** START OF Excerpt to read **

IX. ORGANIZATION AMONG THE PUPILS.

Soviet schools are doing important experimental work with subject-matter and method. Probably the most tangible product, to date, of the new program, is the organization of pupils in the schools. Before the Revolution organizations among the pupils were ordinarily forbidden by the state. Today they form an essential part of the educational system. It is through the student organizations that the pupils in the various school grades are learning how to live and work together.

The experimentation with subject matter is confined, largely, to the elementary schools. New methods of instruction have been applied generally in the elementary schools, and to a degree in the higher schools. But the organization of students existed, in some form, in every school that I visited.

Student organizations in the Soviet Union are four chief kinds: (1) Organizations that are designed primarily to carry on student activity, such as sport and publications, to maintain the discipline of the student body, and to give the students a share in the administration of the schools. (2) Organizations of pupils to control and to help direct academic work. (3) The economic organization of pupils, either in co-operatives or in trade unions. (4) Political organization of pupils, either in Pioneer groups or in Young Communist groups. All of these organizations are being built up with the assistance of the school authorities, who are experimenting to discover how far children are able to go in the direction of social activity.

Something has already been said about these different forms of student organization in the chapters dealing with the different grades of schools. Here it is possible only to make a survey of the tendency and to give some indication of the theory that underlies this branch of Soviet educational activity.

No school that I visited in the Soviet Union was without its student body organization or organizations. In the one or two room village schools, this organization was quite rudimentary–a mere gesture. In the larger village schools it was well under way. In some of the city schools, it had reached an advanced stage of development.

There was no single form of student organization. The plan was general. Its application differed with the differing needs of each locality. Its more important variants were:

1. In the degree to which each class was organized.
2. In the relation between class organization and the organization of the pupils in the entire school.
3. In the closeness with which teachers were expected to watch and to supervise student organization and activity.
4. In the relation between student organization and the actual work of administering the school.
5. Of course the extent and complexity of student organization varied directly with the age and advancement of the pupils. It was negligible in the early elementary grades. In the higher schools it was a determining factor.

** END OF Excerpt to read **
** START OF Available data **

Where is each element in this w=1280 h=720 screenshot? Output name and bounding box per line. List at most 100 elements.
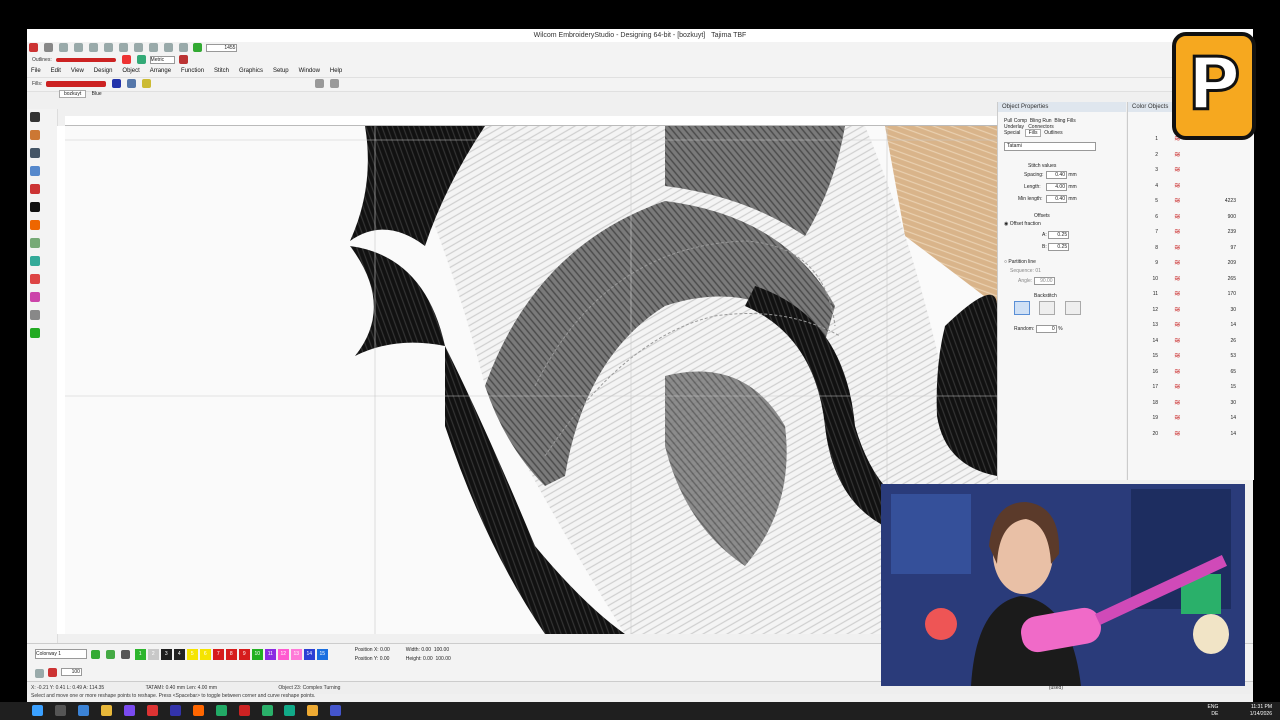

** END OF Available data **

Your tasks:
a) Summarize the passage on pupil organization in Soviet schools in two sentences.
b) According to the passage on pupil organization in Soviet schools, in what two kinds of groups are pupils politically organized?
c) Pick up the passage on pupil organization in Soviet schools after its final sentence and continue writing it.
The listing is not needed here.

Results in order:
a) Pupil organizations, which the state ordinarily forbade before the Revolution, are now an essential part of the Soviet educational system and existed in some form in every school the writer visited. They fall into four chief kinds (activity and administrative, academic, economic, and political), and their form differs with local needs while their extent and complexity grow with the age and advancement of the pupils.

b) Pioneer groups and Young Communist groups.

c)
6. In the proportion of student representatives to teachers on the various committees and governing boards.

Class organization was more prevalent in lower schools than in higher schools. In the elementary grades, most of the students were organized, first by classes and then as a school. In the higher schools, on the contrary, the trade union group and not the class was the unit of organization. Students were organized first in their student unions and then as a school.

The simplest form of class organization consisted in the election of a secretary or of a small executive committee, to take the roll, to keep order, and to tidy up the room. The next stage involved the appointment or the election of a number of sub-committees, each with a special task to perform. A still more complicated form of class organization consisted of the division of each class into a number of sub-groups of six or eight or ten pupils, and the joint work of these sub-groups. This last plan I saw worked out in one of the schools in the Donetz Coal Basin.

Children of eight to ten years were divided into groups of six. A class of 30 children would thus contain five groups. From 11 to 15 years, the pupils were grouped in tens. Among the younger pupils, each group of six selected a leader, and these leaders made up the class executive committee. Among the older pupils, however, each group selected three of their number: (1) was a member of the class executive committee; (2) was a member of the class culture committee; (3) was a member of the class sanitary committee. This method provided three committees of three members, but all elected in small groups.

Generally the student executive committee was charged with the handling of discipline and with the supervision of class affairs. The culture committee secured and distributed reading matter and was responsible for the publication of a wall newspaper, when one existed. The sanitary committee was sometimes charged with the duty of keeping the room clean, sometimes with the duty of seeing that the pupils kept clean, and sometimes with both tasks. In this Donetz Basin school, the sanitary committee was expected to keep both school room and pupils in sanitary repair.

Student organization throughout an entire school ordinarily involved either the calling of the whole student body together, and the election of executive officers; the election of delegates, from each class, to a delegate body charged with the duty of selecting an executive, or the election, by each class, of a member or members who, in the aggregate would make up the school executive organization. The elections were usually held quite frequently to give the pupils a chance to modify their decisions.

Once constituted, the executive committee divided itself into a number of sub-committees and very frequently drafted other students qualified to serve on these sub-committees. The committees most generally met with dealt with sanitation; with the supplying of the economic needs of the students; with culture the school wall newspaper, the reading-room, the library; with the portion of school work to be done by the students; with the management of the student club and club-rooms. Occasionally there were other committees appointed, particularly in the higher schools where there were special needs. Either the class executive committee or the executive committee of the whole school dealt with discipline.

Control of these student committees and subcommittees was ordinarily in the hands of the students. Occasionally teachers were appointed to supervise committee work, but this was exceptional. In all cases, the school administration kept in touch with the student activities in the same sense that they kept in touch with the progress that the students made in any of the problems that they were studying. Self-government is a part of the course of study, and as such it comes under the observation of the school authorities.

I talked with one boy who was a member of the student executive committee in a factory school. The entire student body, in that school, met and selected an executive of twelve members. The executive appointed: a sanitary committee that had charge of personal, school and home hygiene; an industrial committee that supervised the conditions under which the students worked in the factory; an editor for the wall newspaper of the school, and a committee on the conditions of student life. Some of these sub-committee members were members of the executive and some were not.

“What would you do if a boy smoked in class while the teacher was away?” I asked.

“That is against the rules of the school,” the lad replied.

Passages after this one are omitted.